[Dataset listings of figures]
· · · · · · ·

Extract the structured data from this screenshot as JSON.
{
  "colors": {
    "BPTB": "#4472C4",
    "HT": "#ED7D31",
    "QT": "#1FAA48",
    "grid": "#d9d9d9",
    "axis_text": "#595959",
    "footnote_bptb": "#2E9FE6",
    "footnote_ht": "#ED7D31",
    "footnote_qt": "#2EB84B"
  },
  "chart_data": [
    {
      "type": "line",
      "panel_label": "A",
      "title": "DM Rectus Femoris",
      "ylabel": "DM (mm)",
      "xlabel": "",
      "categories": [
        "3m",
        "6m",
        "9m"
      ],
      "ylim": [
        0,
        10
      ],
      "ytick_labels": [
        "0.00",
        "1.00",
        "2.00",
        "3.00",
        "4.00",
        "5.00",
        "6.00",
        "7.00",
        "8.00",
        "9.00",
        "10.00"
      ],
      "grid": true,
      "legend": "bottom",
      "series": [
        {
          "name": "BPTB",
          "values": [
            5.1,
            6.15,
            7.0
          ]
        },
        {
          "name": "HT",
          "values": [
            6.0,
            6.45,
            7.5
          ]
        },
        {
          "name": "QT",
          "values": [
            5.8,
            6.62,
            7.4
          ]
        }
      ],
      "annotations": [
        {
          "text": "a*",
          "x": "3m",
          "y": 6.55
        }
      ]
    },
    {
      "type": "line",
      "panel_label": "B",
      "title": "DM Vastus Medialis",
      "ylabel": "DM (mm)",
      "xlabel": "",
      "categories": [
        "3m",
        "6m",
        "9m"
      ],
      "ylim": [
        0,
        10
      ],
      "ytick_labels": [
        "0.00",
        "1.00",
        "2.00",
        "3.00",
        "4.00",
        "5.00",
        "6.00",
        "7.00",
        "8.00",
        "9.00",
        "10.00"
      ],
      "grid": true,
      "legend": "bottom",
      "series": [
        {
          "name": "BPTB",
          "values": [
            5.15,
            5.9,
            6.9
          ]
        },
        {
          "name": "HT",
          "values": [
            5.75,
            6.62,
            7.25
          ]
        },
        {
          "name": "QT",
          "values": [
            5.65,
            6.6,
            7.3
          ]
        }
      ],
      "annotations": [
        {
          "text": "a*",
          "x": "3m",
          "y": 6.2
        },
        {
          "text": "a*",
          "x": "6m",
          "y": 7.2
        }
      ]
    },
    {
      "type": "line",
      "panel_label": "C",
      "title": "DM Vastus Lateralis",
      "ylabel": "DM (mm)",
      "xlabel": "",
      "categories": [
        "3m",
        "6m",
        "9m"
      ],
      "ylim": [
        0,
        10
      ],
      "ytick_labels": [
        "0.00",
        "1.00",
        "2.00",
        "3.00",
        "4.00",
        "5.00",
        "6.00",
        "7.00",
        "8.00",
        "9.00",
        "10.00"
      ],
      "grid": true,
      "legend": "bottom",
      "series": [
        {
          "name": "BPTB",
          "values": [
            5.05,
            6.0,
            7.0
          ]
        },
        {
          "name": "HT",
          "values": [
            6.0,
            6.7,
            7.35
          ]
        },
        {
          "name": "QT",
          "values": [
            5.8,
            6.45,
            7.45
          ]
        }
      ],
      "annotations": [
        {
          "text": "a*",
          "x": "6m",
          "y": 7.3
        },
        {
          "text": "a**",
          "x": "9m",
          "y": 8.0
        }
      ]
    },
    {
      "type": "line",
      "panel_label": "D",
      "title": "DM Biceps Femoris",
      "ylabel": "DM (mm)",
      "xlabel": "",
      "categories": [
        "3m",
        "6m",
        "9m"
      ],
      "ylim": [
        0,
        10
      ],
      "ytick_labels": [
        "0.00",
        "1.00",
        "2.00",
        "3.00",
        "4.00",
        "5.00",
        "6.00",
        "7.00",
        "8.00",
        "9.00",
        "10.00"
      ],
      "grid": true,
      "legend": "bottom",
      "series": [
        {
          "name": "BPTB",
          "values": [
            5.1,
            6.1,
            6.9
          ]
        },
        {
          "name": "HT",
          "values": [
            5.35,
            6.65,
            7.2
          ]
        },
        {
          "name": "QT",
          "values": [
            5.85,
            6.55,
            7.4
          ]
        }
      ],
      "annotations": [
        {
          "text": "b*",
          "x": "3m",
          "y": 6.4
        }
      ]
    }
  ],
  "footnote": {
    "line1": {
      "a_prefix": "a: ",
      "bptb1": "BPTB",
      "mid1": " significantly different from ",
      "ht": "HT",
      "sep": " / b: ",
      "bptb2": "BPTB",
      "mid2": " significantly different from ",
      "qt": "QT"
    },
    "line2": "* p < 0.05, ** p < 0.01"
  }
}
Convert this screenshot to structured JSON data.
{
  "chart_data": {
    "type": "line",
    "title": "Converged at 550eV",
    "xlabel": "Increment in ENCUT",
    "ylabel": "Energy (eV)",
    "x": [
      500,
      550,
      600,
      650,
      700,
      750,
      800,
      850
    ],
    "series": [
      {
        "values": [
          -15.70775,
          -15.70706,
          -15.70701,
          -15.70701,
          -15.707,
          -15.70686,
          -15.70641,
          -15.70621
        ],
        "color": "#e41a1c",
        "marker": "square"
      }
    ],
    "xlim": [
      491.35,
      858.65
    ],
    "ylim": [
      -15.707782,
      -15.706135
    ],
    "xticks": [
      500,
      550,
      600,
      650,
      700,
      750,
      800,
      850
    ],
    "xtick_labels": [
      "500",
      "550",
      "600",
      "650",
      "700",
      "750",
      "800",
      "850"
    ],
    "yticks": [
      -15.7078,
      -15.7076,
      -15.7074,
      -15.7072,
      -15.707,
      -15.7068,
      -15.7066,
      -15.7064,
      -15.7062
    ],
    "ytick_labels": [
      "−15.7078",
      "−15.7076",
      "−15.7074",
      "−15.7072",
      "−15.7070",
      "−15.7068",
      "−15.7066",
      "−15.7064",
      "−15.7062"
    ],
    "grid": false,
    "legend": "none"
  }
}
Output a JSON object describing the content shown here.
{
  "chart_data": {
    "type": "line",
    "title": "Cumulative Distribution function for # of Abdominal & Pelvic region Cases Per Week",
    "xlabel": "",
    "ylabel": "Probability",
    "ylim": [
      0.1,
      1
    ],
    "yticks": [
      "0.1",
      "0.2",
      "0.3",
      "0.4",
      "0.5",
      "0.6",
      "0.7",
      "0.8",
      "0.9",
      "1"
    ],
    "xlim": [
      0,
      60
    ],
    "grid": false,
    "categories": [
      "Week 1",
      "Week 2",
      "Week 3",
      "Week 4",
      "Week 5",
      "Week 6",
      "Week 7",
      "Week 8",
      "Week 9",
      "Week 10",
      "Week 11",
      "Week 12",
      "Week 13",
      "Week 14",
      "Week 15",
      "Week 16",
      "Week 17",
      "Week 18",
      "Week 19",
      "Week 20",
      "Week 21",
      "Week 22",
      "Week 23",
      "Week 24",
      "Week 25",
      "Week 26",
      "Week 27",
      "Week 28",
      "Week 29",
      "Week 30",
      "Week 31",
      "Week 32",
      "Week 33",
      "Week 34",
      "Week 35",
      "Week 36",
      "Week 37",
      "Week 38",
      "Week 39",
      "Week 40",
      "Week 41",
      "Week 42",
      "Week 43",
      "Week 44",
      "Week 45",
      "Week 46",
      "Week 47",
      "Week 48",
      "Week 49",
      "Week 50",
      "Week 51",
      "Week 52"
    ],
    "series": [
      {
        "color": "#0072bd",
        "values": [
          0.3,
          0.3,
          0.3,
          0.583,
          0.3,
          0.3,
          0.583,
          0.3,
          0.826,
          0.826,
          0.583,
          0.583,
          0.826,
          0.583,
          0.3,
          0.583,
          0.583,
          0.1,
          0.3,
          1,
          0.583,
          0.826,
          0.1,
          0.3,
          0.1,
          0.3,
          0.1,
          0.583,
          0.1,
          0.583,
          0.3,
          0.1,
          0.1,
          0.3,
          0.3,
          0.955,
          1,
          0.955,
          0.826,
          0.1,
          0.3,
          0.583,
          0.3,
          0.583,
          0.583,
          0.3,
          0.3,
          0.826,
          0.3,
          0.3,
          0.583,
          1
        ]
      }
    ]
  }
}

· · · · · · ·

Written instruction → Gather each line holding the string "different".

Result for this task →
      "mid1": " significantly different from ",
      "mid2": " significantly different from ",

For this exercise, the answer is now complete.